[Work instructions]: Review the listing and copy each line that holds the word "object".

[Provided data]:
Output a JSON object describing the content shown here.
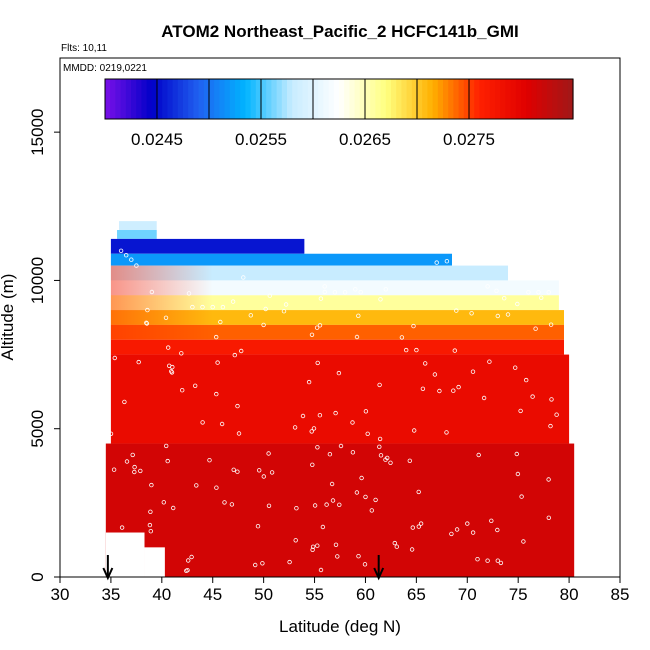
{
  "chart_data": {
    "type": "heatmap",
    "title": "ATOM2 Northeast_Pacific_2 HCFC141b_GMI",
    "annotations": [
      "Flts: 10,11",
      "MMDD: 0219,0221"
    ],
    "xlabel": "Latitude (deg N)",
    "ylabel": "Altitude (m)",
    "xlim": [
      30,
      85
    ],
    "ylim": [
      0,
      17500
    ],
    "x_ticks": [
      30,
      35,
      40,
      45,
      50,
      55,
      60,
      65,
      70,
      75,
      80,
      85
    ],
    "y_ticks": [
      0,
      5000,
      10000,
      15000
    ],
    "colorbar": {
      "min": 0.024,
      "max": 0.0285,
      "tick_values": [
        0.0245,
        0.0255,
        0.0265,
        0.0275
      ],
      "tick_labels": [
        "0.0245",
        "0.0255",
        "0.0265",
        "0.0275"
      ],
      "colors": [
        "#7a10e8",
        "#0000c8",
        "#2060f0",
        "#00b4ff",
        "#c8ecff",
        "#ffffff",
        "#ffff80",
        "#ffb000",
        "#ff2000",
        "#e00000",
        "#a01818"
      ]
    },
    "arrow_markers_x": [
      34.7,
      61.3
    ],
    "layers": [
      {
        "y0": 11700,
        "y1": 12000,
        "x0": 35.8,
        "x1": 39.5,
        "value": 0.02585
      },
      {
        "y0": 11400,
        "y1": 11700,
        "x0": 35.6,
        "x1": 39.5,
        "value": 0.0256
      },
      {
        "y0": 10900,
        "y1": 11400,
        "x0": 35.0,
        "x1": 54.0,
        "value": 0.02455
      },
      {
        "y0": 10500,
        "y1": 10900,
        "x0": 35.0,
        "x1": 68.5,
        "value": 0.0252
      },
      {
        "y0": 10000,
        "y1": 10500,
        "x0": 35.0,
        "x1": 74.0,
        "value": 0.0258
      },
      {
        "y0": 9500,
        "y1": 10000,
        "x0": 35.0,
        "x1": 79.0,
        "value": 0.02615
      },
      {
        "y0": 9000,
        "y1": 9500,
        "x0": 35.0,
        "x1": 79.0,
        "value": 0.0266
      },
      {
        "y0": 8500,
        "y1": 9000,
        "x0": 35.0,
        "x1": 79.5,
        "value": 0.0271
      },
      {
        "y0": 8000,
        "y1": 8500,
        "x0": 35.0,
        "x1": 79.5,
        "value": 0.0274
      },
      {
        "y0": 7500,
        "y1": 8000,
        "x0": 35.0,
        "x1": 79.5,
        "value": 0.0277
      },
      {
        "y0": 4500,
        "y1": 7500,
        "x0": 35.0,
        "x1": 80.0,
        "value": 0.0279
      },
      {
        "y0": 0,
        "y1": 4500,
        "x0": 34.5,
        "x1": 80.5,
        "value": 0.02815
      }
    ]
  }
}
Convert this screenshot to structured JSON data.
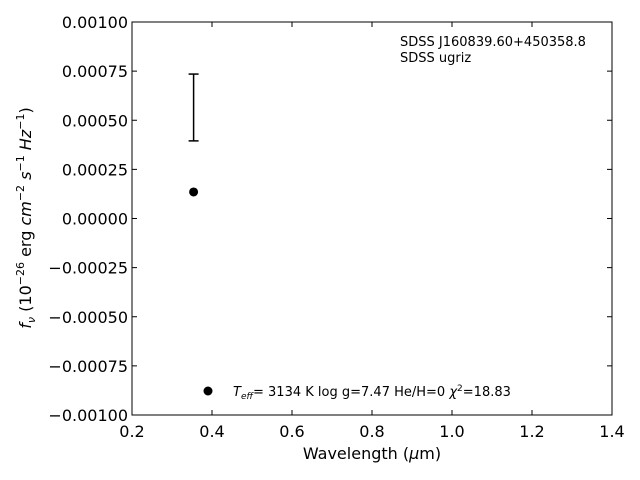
{
  "chart_data": {
    "type": "scatter",
    "xlabel": "Wavelength (μm)",
    "ylabel": "f_ν (10^-26 erg cm^-2 s^-1 Hz^-1)",
    "xlim": [
      0.2,
      1.4
    ],
    "ylim": [
      -0.001,
      0.001
    ],
    "x_ticks": [
      0.2,
      0.4,
      0.6,
      0.8,
      1.0,
      1.2,
      1.4
    ],
    "x_tick_labels": [
      "0.2",
      "0.4",
      "0.6",
      "0.8",
      "1.0",
      "1.2",
      "1.4"
    ],
    "y_ticks": [
      -0.001,
      -0.00075,
      -0.0005,
      -0.00025,
      0.0,
      0.00025,
      0.0005,
      0.00075,
      0.001
    ],
    "y_tick_labels": [
      "−0.00100",
      "−0.00075",
      "−0.00050",
      "−0.00025",
      "0.00000",
      "0.00025",
      "0.00050",
      "0.00075",
      "0.00100"
    ],
    "grid": false,
    "errorbars": [
      {
        "x": 0.354,
        "y": 0.000565,
        "ylow": 0.000395,
        "yhigh": 0.000735
      }
    ],
    "points": [
      {
        "x": 0.354,
        "y": 0.000135
      }
    ],
    "annotations": {
      "object": "SDSS J160839.60+450358.8",
      "survey": "SDSS ugriz"
    },
    "legend": {
      "position": "bottom",
      "teff_value": "3134 K",
      "logg": "log g=7.47",
      "heh": "He/H=0",
      "chi2_value": "=18.83"
    }
  }
}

[Solution for this task]:
Output a JSON object describing the content shown here.
      "object": "SDSS J160839.60+450358.8",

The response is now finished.